**Records supplied**.
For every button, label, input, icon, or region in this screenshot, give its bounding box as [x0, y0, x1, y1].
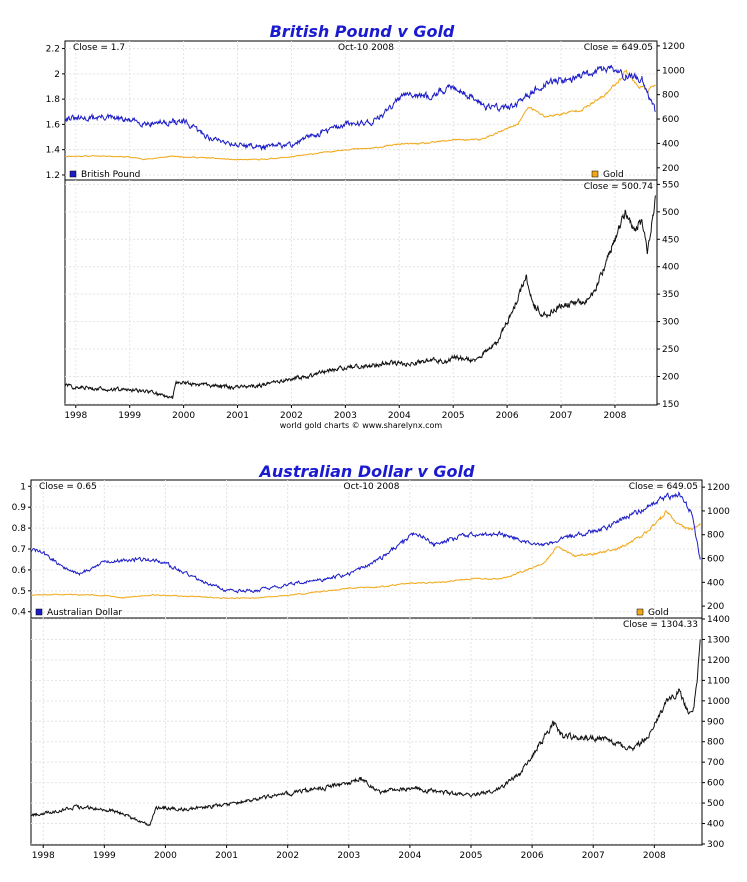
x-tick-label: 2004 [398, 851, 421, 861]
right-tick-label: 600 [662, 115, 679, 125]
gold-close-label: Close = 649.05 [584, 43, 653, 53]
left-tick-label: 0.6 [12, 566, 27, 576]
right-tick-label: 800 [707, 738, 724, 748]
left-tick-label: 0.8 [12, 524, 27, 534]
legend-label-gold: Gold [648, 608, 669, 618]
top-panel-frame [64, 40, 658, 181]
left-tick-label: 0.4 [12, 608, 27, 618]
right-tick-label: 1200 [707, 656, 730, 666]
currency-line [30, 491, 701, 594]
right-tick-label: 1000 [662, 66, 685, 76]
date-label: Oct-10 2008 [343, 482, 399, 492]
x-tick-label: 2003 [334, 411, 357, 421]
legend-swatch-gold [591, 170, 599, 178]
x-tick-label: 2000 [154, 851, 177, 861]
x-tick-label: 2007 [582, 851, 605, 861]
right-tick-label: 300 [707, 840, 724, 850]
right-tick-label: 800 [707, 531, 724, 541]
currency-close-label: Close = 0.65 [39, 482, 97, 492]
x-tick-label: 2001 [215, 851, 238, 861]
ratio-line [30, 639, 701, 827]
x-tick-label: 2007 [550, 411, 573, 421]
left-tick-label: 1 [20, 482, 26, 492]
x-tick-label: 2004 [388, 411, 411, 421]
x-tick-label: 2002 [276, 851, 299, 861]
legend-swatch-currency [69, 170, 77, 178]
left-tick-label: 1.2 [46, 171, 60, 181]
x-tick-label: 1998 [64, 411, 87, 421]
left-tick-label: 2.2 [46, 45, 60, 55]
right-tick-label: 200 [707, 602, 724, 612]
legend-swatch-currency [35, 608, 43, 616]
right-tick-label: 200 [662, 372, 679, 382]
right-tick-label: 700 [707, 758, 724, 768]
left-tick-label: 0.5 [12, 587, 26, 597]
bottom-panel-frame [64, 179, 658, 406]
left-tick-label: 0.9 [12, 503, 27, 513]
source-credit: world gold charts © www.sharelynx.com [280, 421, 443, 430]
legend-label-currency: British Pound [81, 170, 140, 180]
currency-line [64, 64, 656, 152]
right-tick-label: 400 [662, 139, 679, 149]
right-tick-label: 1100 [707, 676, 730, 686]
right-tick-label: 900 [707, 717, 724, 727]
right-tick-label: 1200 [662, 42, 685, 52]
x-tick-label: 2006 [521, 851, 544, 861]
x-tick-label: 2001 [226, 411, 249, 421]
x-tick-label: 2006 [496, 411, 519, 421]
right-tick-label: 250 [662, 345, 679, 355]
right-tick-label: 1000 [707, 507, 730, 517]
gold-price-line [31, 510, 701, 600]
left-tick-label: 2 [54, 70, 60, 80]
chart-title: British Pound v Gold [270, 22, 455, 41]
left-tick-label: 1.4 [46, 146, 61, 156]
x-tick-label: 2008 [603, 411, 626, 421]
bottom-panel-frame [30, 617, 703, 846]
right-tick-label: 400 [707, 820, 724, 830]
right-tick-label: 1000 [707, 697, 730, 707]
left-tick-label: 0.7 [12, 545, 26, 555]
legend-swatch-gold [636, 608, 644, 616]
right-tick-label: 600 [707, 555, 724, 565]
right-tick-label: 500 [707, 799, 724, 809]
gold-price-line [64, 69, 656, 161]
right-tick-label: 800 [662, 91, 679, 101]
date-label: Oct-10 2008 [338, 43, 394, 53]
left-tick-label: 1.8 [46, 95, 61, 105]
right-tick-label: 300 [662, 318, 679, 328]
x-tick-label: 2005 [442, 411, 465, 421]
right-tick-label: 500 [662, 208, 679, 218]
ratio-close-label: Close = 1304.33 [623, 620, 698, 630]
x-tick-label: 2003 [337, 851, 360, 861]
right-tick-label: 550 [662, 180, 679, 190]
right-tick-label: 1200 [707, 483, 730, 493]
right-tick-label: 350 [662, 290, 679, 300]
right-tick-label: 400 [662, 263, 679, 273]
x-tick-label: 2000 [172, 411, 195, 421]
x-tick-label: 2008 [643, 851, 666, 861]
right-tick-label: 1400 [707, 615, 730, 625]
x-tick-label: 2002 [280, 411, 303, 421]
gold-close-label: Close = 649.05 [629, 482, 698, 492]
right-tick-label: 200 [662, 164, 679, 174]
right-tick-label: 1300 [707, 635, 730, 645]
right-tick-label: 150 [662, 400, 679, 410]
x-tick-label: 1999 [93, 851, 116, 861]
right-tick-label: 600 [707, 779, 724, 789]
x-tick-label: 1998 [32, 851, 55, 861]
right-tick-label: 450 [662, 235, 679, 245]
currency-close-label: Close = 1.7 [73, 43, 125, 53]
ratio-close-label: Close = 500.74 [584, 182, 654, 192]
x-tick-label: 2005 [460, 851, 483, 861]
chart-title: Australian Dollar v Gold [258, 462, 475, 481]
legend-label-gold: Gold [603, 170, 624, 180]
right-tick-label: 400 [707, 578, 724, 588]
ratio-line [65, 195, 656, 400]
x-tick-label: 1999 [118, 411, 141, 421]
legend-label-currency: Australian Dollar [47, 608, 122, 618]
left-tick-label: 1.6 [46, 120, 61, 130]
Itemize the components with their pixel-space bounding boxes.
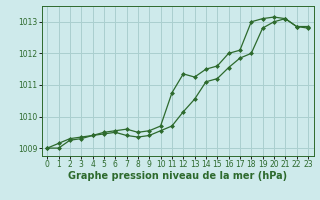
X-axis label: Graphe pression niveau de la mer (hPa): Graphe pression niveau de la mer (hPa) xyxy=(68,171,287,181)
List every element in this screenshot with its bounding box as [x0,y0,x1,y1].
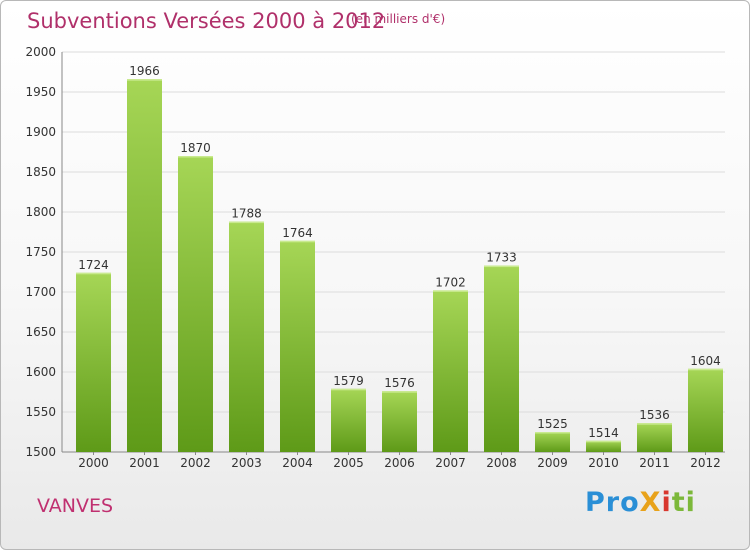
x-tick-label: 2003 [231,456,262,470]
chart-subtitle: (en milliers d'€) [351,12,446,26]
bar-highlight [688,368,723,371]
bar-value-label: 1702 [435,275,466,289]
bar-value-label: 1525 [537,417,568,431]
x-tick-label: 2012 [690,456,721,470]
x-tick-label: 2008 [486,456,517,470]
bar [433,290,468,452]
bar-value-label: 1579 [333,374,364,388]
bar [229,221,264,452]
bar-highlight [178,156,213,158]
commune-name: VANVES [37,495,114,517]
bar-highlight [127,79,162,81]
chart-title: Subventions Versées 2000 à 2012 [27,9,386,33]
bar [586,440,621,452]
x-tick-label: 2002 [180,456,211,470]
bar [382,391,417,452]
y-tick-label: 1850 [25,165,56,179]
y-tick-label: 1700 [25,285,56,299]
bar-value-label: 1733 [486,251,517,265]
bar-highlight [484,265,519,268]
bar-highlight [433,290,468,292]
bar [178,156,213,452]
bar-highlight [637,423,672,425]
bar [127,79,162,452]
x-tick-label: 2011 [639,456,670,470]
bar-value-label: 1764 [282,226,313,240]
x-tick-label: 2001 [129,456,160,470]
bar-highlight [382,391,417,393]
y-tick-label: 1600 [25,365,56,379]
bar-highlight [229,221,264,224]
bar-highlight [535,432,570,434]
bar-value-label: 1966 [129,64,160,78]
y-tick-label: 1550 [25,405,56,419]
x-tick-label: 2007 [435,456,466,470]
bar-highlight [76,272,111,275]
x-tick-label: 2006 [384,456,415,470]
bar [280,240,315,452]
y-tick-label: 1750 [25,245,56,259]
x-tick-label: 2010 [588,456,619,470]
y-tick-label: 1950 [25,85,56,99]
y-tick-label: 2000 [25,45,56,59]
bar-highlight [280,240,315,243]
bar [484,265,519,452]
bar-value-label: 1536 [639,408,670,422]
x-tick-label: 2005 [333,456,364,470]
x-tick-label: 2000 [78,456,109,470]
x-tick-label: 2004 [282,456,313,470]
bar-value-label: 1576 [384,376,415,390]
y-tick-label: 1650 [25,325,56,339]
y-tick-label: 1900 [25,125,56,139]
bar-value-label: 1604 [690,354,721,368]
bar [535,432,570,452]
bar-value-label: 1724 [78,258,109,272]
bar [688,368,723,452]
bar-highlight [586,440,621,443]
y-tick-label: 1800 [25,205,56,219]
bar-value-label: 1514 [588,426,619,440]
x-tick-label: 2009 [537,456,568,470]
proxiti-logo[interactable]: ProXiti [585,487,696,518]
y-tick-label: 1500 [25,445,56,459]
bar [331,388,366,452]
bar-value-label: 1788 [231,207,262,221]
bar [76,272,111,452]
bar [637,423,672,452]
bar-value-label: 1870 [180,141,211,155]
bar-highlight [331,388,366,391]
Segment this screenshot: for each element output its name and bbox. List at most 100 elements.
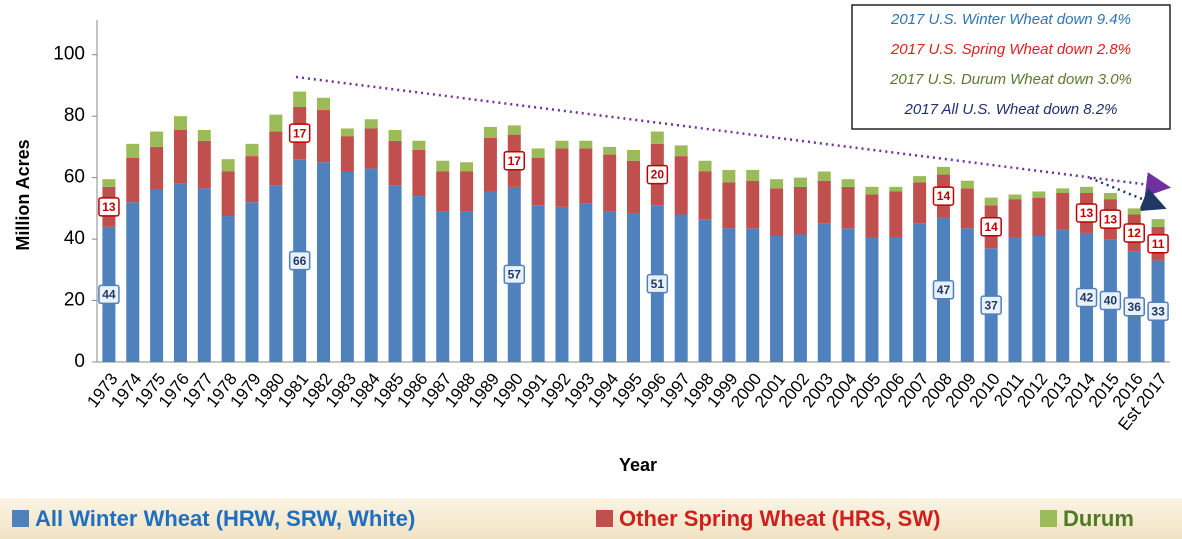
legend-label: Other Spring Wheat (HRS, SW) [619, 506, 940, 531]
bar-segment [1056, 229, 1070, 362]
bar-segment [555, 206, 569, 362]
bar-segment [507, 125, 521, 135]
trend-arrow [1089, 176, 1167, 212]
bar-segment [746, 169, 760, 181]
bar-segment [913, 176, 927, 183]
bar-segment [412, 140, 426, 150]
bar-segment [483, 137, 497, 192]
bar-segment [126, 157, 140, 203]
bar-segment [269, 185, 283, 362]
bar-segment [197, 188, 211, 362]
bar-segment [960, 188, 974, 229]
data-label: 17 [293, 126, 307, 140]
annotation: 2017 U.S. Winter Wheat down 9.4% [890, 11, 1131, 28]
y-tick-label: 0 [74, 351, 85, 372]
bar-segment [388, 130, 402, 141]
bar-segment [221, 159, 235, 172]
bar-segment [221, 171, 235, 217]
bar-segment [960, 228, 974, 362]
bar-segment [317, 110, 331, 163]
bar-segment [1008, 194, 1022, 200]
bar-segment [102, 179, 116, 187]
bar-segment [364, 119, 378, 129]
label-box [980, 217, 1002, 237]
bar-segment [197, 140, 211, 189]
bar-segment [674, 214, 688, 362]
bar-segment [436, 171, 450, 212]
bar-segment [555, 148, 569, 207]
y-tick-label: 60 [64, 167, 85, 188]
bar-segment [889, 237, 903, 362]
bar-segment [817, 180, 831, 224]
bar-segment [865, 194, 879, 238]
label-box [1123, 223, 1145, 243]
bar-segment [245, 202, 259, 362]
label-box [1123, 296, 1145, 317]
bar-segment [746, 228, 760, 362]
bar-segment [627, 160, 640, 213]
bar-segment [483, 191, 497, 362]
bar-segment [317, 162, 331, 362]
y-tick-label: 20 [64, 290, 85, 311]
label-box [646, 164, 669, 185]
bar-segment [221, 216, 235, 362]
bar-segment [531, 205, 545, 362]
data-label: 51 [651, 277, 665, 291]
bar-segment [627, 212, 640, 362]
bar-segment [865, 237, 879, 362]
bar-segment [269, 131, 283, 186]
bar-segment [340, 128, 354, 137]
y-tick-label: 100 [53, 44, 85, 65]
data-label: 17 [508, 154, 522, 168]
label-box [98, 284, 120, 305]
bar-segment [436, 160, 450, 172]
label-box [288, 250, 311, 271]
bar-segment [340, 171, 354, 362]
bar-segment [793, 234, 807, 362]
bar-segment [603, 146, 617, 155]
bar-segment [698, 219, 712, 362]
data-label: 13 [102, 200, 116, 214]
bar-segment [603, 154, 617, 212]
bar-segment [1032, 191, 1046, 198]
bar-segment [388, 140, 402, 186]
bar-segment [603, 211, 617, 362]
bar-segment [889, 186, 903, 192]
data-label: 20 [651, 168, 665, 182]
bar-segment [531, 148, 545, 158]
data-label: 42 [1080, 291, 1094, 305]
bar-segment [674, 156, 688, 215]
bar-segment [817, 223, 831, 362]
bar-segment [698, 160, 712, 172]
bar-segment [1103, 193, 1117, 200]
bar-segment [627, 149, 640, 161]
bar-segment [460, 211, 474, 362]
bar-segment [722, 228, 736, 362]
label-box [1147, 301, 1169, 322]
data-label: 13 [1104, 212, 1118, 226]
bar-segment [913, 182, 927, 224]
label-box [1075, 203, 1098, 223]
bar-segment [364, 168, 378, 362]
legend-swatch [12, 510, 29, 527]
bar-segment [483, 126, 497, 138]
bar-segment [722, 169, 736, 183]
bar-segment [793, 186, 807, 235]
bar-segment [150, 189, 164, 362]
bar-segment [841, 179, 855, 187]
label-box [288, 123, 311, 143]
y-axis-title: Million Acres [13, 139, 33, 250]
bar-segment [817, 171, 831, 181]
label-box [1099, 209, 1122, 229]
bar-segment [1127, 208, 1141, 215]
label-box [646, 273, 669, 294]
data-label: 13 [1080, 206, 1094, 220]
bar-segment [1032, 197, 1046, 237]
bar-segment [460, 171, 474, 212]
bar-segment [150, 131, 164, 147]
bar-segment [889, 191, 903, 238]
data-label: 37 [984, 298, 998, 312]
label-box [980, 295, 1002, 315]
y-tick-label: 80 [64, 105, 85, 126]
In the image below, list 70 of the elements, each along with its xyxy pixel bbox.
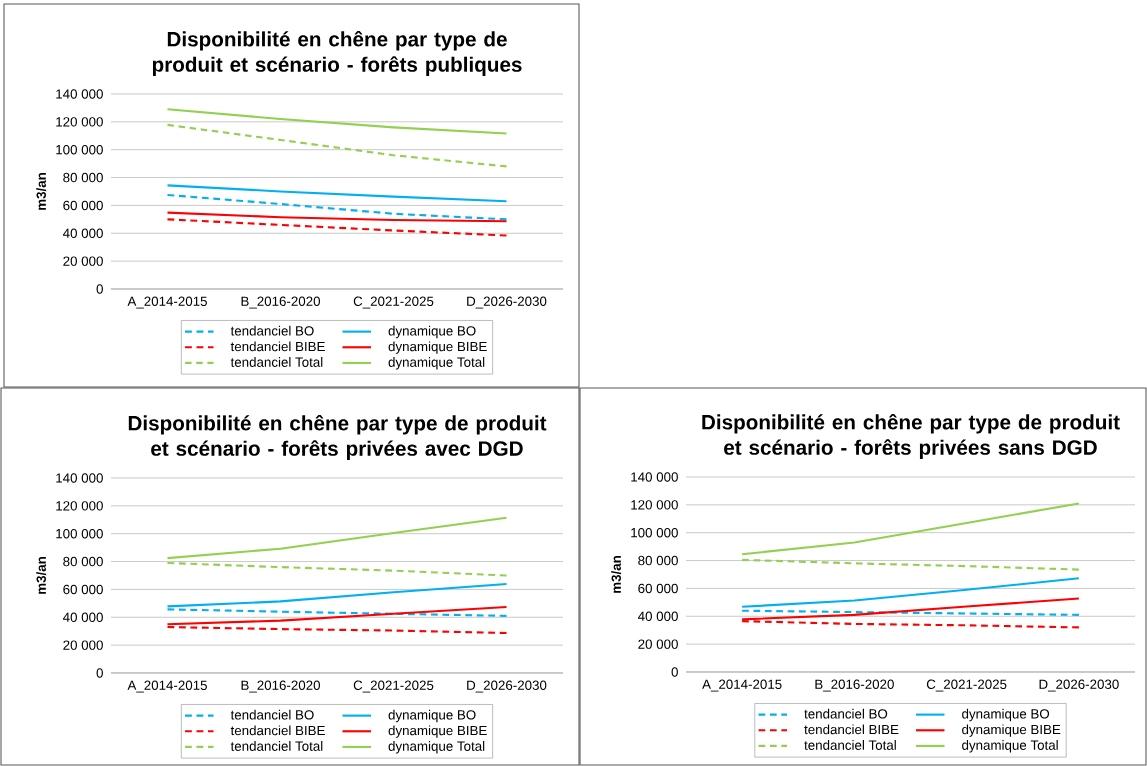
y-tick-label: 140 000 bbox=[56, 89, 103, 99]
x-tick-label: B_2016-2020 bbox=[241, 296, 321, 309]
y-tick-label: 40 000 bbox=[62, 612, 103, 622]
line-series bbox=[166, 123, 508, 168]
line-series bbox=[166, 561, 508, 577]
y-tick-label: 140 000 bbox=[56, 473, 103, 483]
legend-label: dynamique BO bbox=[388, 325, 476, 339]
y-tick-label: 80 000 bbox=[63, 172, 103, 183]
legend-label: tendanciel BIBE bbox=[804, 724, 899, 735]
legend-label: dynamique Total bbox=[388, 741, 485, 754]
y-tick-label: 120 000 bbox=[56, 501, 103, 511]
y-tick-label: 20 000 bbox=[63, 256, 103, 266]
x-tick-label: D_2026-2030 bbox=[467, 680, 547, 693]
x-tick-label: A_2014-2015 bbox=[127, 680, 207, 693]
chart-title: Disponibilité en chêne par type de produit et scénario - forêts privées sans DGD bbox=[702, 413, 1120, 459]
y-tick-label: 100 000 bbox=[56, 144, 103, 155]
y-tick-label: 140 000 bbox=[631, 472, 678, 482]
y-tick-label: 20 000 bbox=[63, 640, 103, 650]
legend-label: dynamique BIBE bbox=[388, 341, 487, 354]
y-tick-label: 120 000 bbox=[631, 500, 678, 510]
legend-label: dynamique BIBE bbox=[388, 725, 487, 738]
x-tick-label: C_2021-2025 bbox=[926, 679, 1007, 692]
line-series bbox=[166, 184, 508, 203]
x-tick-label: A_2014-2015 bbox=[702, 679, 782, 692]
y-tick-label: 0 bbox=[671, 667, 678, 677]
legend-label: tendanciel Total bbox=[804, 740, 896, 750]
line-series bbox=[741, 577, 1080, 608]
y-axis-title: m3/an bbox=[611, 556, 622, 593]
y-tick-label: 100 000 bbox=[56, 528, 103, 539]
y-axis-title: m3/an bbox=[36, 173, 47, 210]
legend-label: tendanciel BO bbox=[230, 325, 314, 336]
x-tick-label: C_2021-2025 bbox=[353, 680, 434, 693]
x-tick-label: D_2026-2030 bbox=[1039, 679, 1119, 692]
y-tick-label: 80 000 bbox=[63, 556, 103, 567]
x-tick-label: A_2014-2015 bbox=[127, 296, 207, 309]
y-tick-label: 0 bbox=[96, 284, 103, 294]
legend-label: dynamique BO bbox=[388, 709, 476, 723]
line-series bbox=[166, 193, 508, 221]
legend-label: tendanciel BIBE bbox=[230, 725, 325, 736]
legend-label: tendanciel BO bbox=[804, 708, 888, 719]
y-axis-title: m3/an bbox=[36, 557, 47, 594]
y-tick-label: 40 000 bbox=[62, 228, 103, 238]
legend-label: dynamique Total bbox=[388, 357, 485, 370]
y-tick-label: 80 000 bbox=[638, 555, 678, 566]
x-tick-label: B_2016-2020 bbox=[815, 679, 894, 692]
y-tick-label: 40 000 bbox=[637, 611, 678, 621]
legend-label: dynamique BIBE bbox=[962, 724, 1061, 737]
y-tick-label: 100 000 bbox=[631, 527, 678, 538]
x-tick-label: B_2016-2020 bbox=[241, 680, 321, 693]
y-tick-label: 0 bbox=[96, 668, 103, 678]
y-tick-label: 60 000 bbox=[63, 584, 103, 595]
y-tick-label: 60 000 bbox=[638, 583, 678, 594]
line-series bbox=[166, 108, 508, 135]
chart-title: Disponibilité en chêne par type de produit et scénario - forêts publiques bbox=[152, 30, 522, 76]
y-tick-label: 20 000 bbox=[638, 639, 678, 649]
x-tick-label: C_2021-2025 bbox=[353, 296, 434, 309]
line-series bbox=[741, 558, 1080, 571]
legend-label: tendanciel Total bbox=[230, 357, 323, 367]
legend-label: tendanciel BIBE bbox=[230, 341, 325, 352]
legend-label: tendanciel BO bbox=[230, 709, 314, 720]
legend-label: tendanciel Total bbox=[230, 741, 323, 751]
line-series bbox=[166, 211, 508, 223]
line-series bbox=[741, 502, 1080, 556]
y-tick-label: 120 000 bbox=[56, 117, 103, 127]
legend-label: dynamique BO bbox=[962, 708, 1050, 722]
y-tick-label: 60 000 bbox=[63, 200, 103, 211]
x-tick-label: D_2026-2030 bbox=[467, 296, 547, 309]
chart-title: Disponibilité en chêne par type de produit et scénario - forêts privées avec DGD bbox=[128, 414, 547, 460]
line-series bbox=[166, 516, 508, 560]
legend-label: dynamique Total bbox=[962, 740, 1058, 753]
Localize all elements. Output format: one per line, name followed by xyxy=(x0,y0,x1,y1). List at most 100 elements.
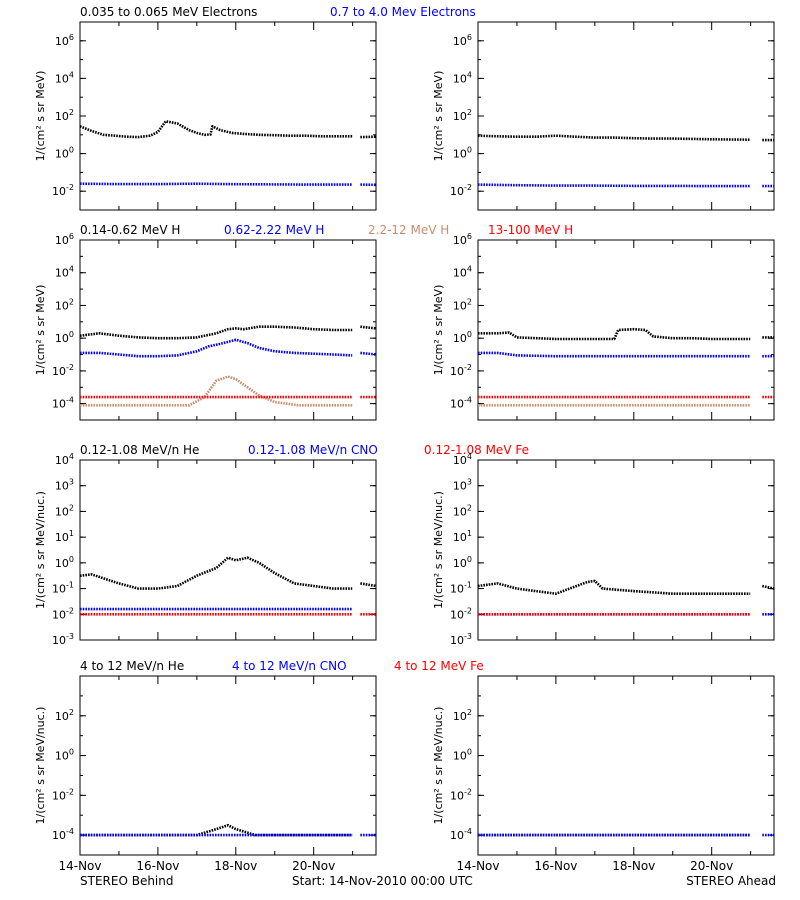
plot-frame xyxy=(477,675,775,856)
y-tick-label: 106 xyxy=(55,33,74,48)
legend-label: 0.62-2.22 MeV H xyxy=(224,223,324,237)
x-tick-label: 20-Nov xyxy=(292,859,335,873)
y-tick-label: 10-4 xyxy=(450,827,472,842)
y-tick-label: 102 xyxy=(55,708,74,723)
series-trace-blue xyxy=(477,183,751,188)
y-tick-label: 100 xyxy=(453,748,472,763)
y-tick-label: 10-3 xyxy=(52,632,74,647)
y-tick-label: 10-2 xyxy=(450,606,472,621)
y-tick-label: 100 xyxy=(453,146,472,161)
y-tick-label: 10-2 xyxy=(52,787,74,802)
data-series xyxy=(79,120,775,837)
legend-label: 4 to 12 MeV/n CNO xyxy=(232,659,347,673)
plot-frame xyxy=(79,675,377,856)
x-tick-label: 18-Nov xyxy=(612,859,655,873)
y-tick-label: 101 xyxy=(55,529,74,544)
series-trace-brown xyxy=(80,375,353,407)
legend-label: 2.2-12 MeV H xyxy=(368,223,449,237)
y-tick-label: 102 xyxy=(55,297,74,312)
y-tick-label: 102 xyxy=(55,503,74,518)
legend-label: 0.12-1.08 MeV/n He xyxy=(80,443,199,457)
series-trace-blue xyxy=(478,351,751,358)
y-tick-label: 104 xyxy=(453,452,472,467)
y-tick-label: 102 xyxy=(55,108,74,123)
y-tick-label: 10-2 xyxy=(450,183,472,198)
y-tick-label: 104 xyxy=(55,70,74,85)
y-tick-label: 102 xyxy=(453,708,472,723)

**To do**. List each line of the data above as one string in a JSON array, from the line containing "legend-label: Other Spring" through the line containing "bar-segment [865, 194, 879, 238]", both ends included and blank lines skipped.

**Solution for this problem**.
[
  "legend-label: Other Spring Wheat (HRS, SW) [619, 506, 940, 531]",
  "bar-segment [1056, 229, 1070, 362]",
  "bar-segment [555, 206, 569, 362]",
  "bar-segment [507, 125, 521, 135]",
  "trend-arrow [1089, 176, 1167, 212]",
  "bar-segment [746, 169, 760, 181]",
  "bar-segment [913, 176, 927, 183]",
  "bar-segment [412, 140, 426, 150]",
  "bar-segment [483, 137, 497, 192]",
  "bar-segment [126, 157, 140, 203]",
  "bar-segment [269, 185, 283, 362]",
  "bar-segment [197, 188, 211, 362]",
  "bar-segment [960, 188, 974, 229]",
  "data-label: 17 [293, 126, 307, 140]",
  "annotation: 2017 U.S. Winter Wheat down 9.4% [890, 11, 1131, 28]",
  "y-tick-label: 0 [74, 351, 85, 372]",
  "bar-segment [388, 130, 402, 141]",
  "bar-segment [221, 159, 235, 172]",
  "bar-segment [221, 171, 235, 217]",
  "bar-segment [960, 228, 974, 362]",
  "bar-segment [317, 110, 331, 163]",
  "bar-segment [1008, 194, 1022, 200]",
  "bar-segment [102, 179, 116, 187]",
  "bar-segment [364, 119, 378, 129]",
  "label-box [980, 217, 1002, 237]",
  "bar-segment [197, 140, 211, 189]",
  "bar-segment [674, 214, 688, 362]",
  "bar-segment [436, 171, 450, 212]",
  "bar-segment [555, 148, 569, 207]",
  "y-tick-label: 60 [64, 167, 85, 188]",
  "bar-segment [889, 237, 903, 362]",
  "bar-segment [817, 180, 831, 224]",
  "bar-segment [865, 194, 879, 238]"
]